> [Task goal]
Look through the material below. Copy every line with the string "Link" in it.

> [Dataset entries]

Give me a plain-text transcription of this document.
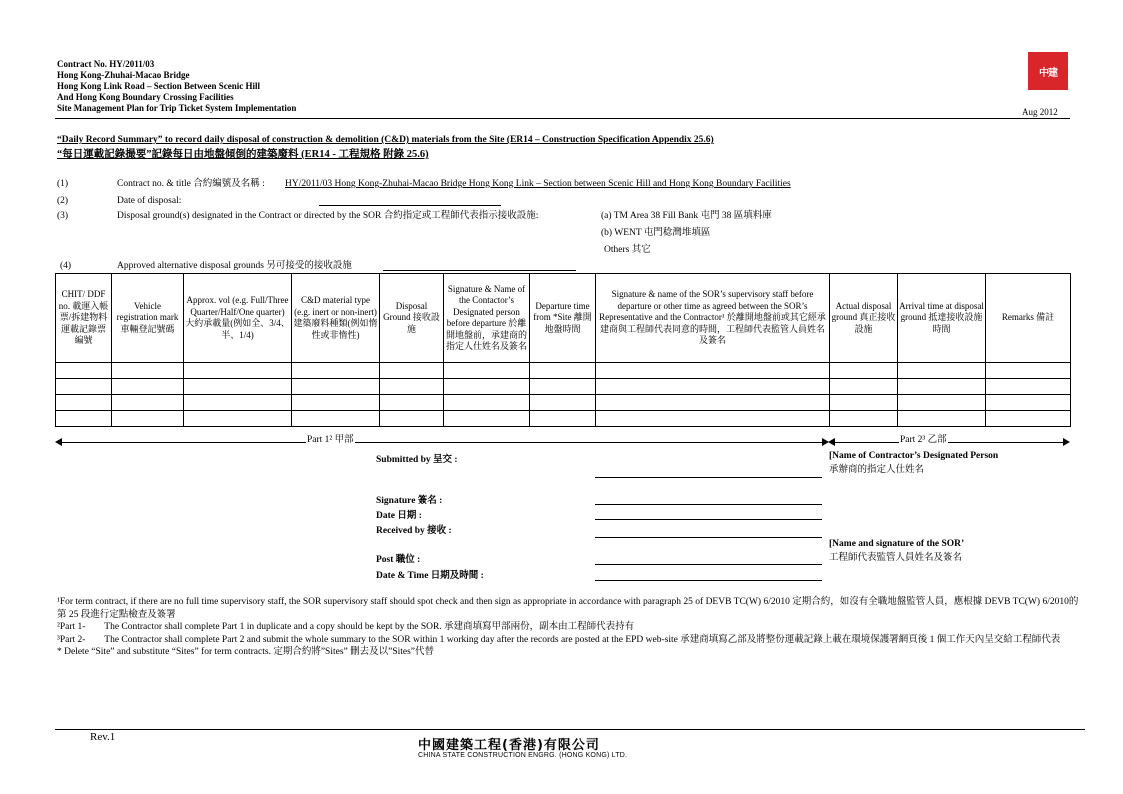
Contract No. HY/2011/03
Hong Kong-Zhuhai-Macao Bridge
Hong Kong Link Road – Section Between Scenic Hill
And Hong Kong Boundary Crossing Facilities
Site Management Plan for Trip Ticket System Implementation
中建
Aug 2012
“Daily Record Summary” to record daily disposal of construction & demolition (C&D) materials from the Site (ER14 – Construction Specification Appendix 25.6)
“每日運載記錄撮要”記錄每日由地盤傾倒的建築廢料 (ER14 - 工程規格 附錄 25.6)
(1)	Contract no. & title 合約編號及名稱 : HY/2011/03 Hong Kong-Zhuhai-Macao Bridge Hong Kong Link – Section between Scenic Hill and Hong Kong Boundary Facilities
(2)	Date of disposal:
(3)	Disposal ground(s) designated in the Contract or directed by the SOR 合約指定或工程師代表指示接收設施:	(a) TM Area 38 Fill Bank 屯門 38 區填料庫
(b) WENT 屯門稔灣堆填區
Others 其它
(4)	Approved alternative disposal grounds 另可接受的接收設施
CHIT/ DDF no. 載運入帳票/拆建物料運載記錄票編號	Vehicle registration mark 車輛登記號碼	Approx. vol (e.g. Full/Three Quarter/Half/One quarter) 大約承載量(例如全、3/4、半、1/4)	C&D material type (e.g. inert or non-inert) 建築廢料種類(例如惰性或非惰性)	Disposal Ground 接收設施	Signature & Name of the Contactor’s Designated person before departure 於離開地盤前，承建商的指定人仕姓名及簽名	Departure time from *Site 離開地盤時間	Signature & name of the SOR’s supervisory staff before departure or other time as agreed between the SOR’s Representative and the Contractor¹ 於離開地盤前或其它經承建商與工程師代表同意的時間，工程師代表監管人員姓名及簽名	Actual disposal ground 真正接收設施	Arrival time at disposal ground 抵達接收設施時間	Remarks 備註

Part 1² 甲部	Part 2³ 乙部
Submitted by 呈交 :
Signature 簽名 :
Date 日期 :
Received by 接收 :
Post 職位 :
Date & Time 日期及時間 :
[Name of Contractor’s Designated Person
承辦商的指定人仕姓名
[Name and signature of the SOR’
工程師代表監管人員姓名及簽名
¹For term contract, if there are no full time supervisory staff, the SOR supervisory staff should spot check and then sign as appropriate in accordance with paragraph 25 of DEVB TC(W) 6/2010 定期合約，如沒有全職地盤監管人員，應根據 DEVB TC(W) 6/2010的第 25 段進行定點檢查及簽署
²Part 1-        The Contractor shall complete Part 1 in duplicate and a copy should be kept by the SOR. 承建商填寫甲部兩份，副本由工程師代表持有
³Part 2-        The Contractor shall complete Part 2 and submit the whole summary to the SOR within 1 working day after the records are posted at the EPD web-site 承建商填寫乙部及將整份運載記錄上載在環境保護署網頁後 1 個工作天內呈交給工程師代表
* Delete “Site” and substitute “Sites” for term contracts. 定期合約將”Sites” 刪去及以”Sites”代替
Rev.1
中國建築工程(香港)有限公司
CHINA STATE CONSTRUCTION ENGRG. (HONG KONG) LTD.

> [Solution for this exercise]
Hong Kong Link Road – Section Between Scenic Hill
(1)	Contract no. & title 合約編號及名稱 : HY/2011/03 Hong Kong-Zhuhai-Macao Bridge Hong Kong Link – Section between Scenic Hill and Hong Kong Boundary Facilities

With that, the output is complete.